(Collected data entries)
========================================

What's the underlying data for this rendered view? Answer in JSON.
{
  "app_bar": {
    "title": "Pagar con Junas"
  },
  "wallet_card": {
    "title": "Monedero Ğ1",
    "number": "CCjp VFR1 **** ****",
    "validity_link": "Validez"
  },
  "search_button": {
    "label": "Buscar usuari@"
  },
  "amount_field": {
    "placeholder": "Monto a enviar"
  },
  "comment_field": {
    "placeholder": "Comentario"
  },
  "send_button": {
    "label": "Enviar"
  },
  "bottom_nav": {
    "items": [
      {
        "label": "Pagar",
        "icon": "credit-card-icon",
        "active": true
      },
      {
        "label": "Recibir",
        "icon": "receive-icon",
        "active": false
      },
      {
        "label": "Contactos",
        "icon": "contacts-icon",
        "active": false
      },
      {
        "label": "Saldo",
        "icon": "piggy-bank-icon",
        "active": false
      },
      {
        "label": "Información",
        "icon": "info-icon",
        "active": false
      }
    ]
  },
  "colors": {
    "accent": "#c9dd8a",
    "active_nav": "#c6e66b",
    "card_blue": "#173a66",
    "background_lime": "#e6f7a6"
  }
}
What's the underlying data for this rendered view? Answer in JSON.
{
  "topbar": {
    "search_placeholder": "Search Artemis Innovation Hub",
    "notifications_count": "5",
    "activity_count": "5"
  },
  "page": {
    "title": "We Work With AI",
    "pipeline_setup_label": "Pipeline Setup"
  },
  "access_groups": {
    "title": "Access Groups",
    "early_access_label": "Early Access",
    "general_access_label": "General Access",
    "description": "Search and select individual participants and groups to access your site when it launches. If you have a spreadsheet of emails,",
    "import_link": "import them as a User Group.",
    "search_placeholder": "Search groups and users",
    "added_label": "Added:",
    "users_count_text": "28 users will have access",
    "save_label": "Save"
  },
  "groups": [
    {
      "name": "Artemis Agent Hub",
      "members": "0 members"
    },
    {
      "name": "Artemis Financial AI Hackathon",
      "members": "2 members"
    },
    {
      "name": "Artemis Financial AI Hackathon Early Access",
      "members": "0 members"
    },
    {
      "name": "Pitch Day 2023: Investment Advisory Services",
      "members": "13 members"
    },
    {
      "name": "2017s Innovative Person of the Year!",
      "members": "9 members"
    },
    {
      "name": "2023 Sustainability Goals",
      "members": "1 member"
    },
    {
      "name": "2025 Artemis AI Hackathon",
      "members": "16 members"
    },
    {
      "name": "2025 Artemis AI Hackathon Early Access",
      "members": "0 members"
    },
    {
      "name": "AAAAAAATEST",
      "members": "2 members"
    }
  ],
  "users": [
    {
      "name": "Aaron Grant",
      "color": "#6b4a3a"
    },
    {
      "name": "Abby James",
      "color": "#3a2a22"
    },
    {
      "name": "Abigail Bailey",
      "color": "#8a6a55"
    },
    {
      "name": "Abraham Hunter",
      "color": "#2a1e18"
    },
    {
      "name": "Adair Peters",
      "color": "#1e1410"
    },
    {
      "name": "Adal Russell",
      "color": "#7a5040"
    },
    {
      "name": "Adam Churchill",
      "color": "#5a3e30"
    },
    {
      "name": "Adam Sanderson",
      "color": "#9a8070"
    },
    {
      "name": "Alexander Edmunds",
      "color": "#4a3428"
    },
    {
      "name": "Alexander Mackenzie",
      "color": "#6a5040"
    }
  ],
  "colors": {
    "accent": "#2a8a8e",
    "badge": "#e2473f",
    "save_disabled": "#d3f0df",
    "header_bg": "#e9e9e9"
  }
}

========================================

Each line of the listing should be copied exactly.

Task answer:
What's the underlying data for this rendered view? Answer in JSON.
{
  "app_bar": {
    "title": "Pagar con Junas"
  },
  "wallet_card": {
    "title": "Monedero Ğ1",
    "number": "CCjp VFR1 **** ****",
    "validity_link": "Validez"
  },
  "search_button": {
    "label": "Buscar usuari@"
  },
  "amount_field": {
    "placeholder": "Monto a enviar"
  },
  "comment_field": {
    "placeholder": "Comentario"
  },
  "send_button": {
    "label": "Enviar"
  },
  "bottom_nav": {
    "items": [
      {
        "label": "Pagar",
        "icon": "credit-card-icon",
        "active": true
      },
      {
        "label": "Recibir",
        "icon": "receive-icon",
        "active": false
      },
      {
        "label": "Contactos",
        "icon": "contacts-icon",
        "active": false
      },
      {
        "label": "Saldo",
        "icon": "piggy-bank-icon",
        "active": false
      },
      {
        "label": "Información",
        "icon": "info-icon",
        "active": false
      }
    ]
  },
  "colors": {
    "accent": "#c9dd8a",
    "active_nav": "#c6e66b",
    "card_blue": "#173a66",
    "background_lime": "#e6f7a6"
  }
}
What's the underlying data for this rendered view? Answer in JSON.
{
  "topbar": {
    "search_placeholder": "Search Artemis Innovation Hub",
    "notifications_count": "5",
    "activity_count": "5"
  },
  "page": {
    "title": "We Work With AI",
    "pipeline_setup_label": "Pipeline Setup"
  },
  "access_groups": {
    "title": "Access Groups",
    "early_access_label": "Early Access",
    "general_access_label": "General Access",
    "description": "Search and select individual participants and groups to access your site when it launches. If you have a spreadsheet of emails,",
    "import_link": "import them as a User Group.",
    "search_placeholder": "Search groups and users",
    "added_label": "Added:",
    "users_count_text": "28 users will have access",
    "save_label": "Save"
  },
  "groups": [
    {
      "name": "Artemis Agent Hub",
      "members": "0 members"
    },
    {
      "name": "Artemis Financial AI Hackathon",
      "members": "2 members"
    },
    {
      "name": "Artemis Financial AI Hackathon Early Access",
      "members": "0 members"
    },
    {
      "name": "Pitch Day 2023: Investment Advisory Services",
      "members": "13 members"
    },
    {
      "name": "2017s Innovative Person of the Year!",
      "members": "9 members"
    },
    {
      "name": "2023 Sustainability Goals",
      "members": "1 member"
    },
    {
      "name": "2025 Artemis AI Hackathon",
      "members": "16 members"
    },
    {
      "name": "2025 Artemis AI Hackathon Early Access",
      "members": "0 members"
    },
    {
      "name": "AAAAAAATEST",
      "members": "2 members"
    }
  ],
  "users": [
    {
      "name": "Aaron Grant",
      "color": "#6b4a3a"
    },
    {
      "name": "Abby James",
      "color": "#3a2a22"
    },
    {
      "name": "Abigail Bailey",
      "color": "#8a6a55"
    },
    {
      "name": "Abraham Hunter",
      "color": "#2a1e18"
    },
    {
      "name": "Adair Peters",
      "color": "#1e1410"
    },
    {
      "name": "Adal Russell",
      "color": "#7a5040"
    },
    {
      "name": "Adam Churchill",
      "color": "#5a3e30"
    },
    {
      "name": "Adam Sanderson",
      "color": "#9a8070"
    },
    {
      "name": "Alexander Edmunds",
      "color": "#4a3428"
    },
    {
      "name": "Alexander Mackenzie",
      "color": "#6a5040"
    }
  ],
  "colors": {
    "accent": "#2a8a8e",
    "badge": "#e2473f",
    "save_disabled": "#d3f0df",
    "header_bg": "#e9e9e9"
  }
}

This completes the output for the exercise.